→ **Selected text**:
※
I’m pretty sure that anyone reading is chuckling and nodding sympathetically right now. You can only return to a method that you’ve written and see this sort of thing so many times before you come to a few conclusions:
- People almost never read your comments or any comments–they’re just a step above contract legalese as far as pointless noise in our lives goes.
- Even if someone does read your comments, they certainly won’t fix them along with the code they’re changing.
- On a long enough timeline, your comments will all become dirty, confusing lies.
- If you want to minimize the degree to which you’re a liar, minimize the comments that you write.
Surely this isn’t really news to anyone, and it’s probably answered with admonishments and mental notes to be more diligent about updating comments that everyone knows won’t actually happen. So why is it then considered good form and often mandated to put lies into source control for the later ‘benefit’ of others? Why do we do this, discounting the bed-making/diligence/good-citizen motivation?
※
→ **Dataset content**:
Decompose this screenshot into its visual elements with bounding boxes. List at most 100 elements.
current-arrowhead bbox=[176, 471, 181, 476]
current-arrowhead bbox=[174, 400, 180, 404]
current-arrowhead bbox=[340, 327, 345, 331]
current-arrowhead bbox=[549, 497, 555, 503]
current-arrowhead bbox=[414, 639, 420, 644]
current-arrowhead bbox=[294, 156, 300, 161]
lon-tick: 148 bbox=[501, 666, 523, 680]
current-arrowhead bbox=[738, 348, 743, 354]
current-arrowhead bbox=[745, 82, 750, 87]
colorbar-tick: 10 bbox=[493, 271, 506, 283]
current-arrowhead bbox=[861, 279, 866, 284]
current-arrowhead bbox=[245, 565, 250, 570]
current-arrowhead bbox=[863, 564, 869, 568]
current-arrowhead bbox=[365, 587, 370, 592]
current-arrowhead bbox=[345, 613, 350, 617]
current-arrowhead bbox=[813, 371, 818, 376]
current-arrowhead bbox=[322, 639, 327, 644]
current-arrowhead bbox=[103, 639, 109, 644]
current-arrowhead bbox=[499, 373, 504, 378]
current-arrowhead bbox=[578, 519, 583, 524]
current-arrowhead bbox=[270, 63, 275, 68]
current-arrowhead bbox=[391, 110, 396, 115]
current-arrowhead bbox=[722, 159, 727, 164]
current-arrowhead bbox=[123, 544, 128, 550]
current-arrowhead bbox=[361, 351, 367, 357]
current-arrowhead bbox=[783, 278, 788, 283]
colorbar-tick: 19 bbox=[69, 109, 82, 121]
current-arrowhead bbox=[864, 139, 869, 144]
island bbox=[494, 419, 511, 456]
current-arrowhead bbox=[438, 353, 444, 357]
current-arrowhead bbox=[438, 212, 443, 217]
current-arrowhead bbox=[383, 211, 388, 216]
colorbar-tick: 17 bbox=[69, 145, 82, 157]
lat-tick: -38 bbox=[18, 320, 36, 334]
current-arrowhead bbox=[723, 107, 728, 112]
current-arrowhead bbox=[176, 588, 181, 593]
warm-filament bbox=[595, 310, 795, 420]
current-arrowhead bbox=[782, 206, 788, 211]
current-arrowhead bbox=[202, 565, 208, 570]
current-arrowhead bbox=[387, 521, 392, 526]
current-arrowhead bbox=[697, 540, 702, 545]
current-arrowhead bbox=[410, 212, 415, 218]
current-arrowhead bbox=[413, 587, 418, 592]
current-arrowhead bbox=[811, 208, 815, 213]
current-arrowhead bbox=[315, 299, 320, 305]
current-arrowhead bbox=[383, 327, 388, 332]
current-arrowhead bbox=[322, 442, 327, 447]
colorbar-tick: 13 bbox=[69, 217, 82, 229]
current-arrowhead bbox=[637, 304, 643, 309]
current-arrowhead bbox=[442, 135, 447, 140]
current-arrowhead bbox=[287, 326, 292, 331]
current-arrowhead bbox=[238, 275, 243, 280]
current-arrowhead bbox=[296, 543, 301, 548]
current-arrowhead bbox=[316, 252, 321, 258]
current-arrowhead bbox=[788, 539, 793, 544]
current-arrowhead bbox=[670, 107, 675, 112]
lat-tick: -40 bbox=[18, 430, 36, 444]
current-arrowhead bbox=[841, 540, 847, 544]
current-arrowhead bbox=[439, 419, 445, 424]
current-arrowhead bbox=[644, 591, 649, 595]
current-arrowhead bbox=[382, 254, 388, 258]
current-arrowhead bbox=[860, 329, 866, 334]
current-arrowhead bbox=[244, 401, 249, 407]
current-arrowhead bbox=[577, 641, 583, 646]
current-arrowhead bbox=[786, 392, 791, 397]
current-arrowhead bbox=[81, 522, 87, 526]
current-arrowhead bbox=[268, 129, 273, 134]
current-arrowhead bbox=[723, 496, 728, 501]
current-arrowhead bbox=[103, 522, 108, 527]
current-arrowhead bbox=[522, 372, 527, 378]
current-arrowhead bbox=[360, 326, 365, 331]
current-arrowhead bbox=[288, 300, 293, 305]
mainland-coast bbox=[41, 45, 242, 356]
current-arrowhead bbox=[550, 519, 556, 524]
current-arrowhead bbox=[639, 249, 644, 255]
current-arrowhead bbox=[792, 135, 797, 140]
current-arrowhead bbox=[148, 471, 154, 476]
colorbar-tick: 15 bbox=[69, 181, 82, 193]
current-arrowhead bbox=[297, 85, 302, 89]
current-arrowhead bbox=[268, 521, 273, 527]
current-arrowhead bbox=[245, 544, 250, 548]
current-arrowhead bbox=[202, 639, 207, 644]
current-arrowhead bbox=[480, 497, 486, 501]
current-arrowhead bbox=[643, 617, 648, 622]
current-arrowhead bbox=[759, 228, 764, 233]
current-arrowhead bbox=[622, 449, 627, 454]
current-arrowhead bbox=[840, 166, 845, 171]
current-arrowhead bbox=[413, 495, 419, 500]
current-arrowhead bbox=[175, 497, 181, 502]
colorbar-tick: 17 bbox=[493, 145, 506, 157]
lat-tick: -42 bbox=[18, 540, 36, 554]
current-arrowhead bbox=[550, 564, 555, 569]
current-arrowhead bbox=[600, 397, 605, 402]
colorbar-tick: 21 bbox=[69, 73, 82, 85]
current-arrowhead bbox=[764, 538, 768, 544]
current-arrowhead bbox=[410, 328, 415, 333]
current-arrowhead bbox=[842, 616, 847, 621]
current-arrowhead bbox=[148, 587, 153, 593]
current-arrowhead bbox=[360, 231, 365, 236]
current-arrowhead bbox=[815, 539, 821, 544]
※
→ **Work to complete**:
(a) In the text on code comments, rewrite the paragraph that begins "Surely this isn't really news" in a shorter form, keeping its main points.
(b) Copy the passage from the text on code comments from "I’m pretty sure" to "our lives goes.".
(c) According to the text on code comments, what will all your comments become on a long enough timeline?

→ **Answers for the exercise**:
(a) This is hardly news. The usual response is scolding and mental notes to keep comments updated more diligently, and everyone knows that won't happen. So why is it considered good form, and often required, to put these lies into source control for others' supposed benefit? Setting aside motives like diligence and good citizenship, why do we do it?

(b)
I’m pretty sure that anyone reading is chuckling and nodding sympathetically right now. You can only return to a method that you’ve written and see this sort of thing so many times before you come to a few conclusions:
- People almost never read your comments or any comments–they’re just a step above contract legalese as far as pointless noise in our lives goes.

(c) They will become dirty, confusing lies.